═════ Records ═════

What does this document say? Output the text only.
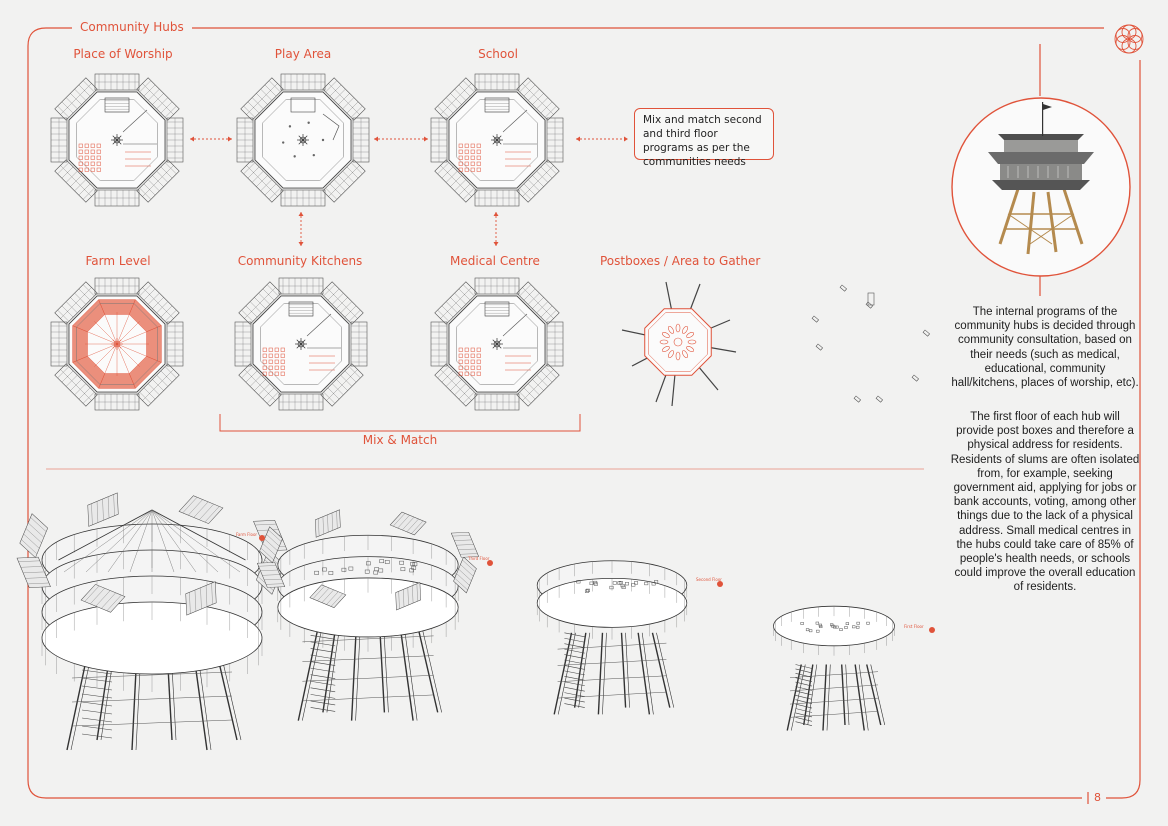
Community Hubs
Place of Worship	Play Area	School
Farm Level	Community Kitchens	Medical Centre	Postboxes / Area to Gather
Mix & Match
Mix and match second and third floor programs as per the communities needs
The internal programs of the community hubs is decided through community consultation, based on their needs (such as medical, educational, community hall/kitchens, places of worship, etc).
The first floor of each hub will provide post boxes and therefore a physical address for residents. Residents of slums are often isolated from, for example, seeking government aid, applying for jobs or bank accounts, voting, among other things due to the lack of a physical address. Small medical centres in the hubs could take care of 85% of people's health needs, or schools could improve the overall education of residents.
Farm Floor
Third Floor
Second Floor
First Floor
8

═════

__What to work on__
Copy out the lines in which the string "Area" appears.

__Expected output__
Place of Worship	Play Area	School
Farm Level	Community Kitchens	Medical Centre	Postboxes / Area to Gather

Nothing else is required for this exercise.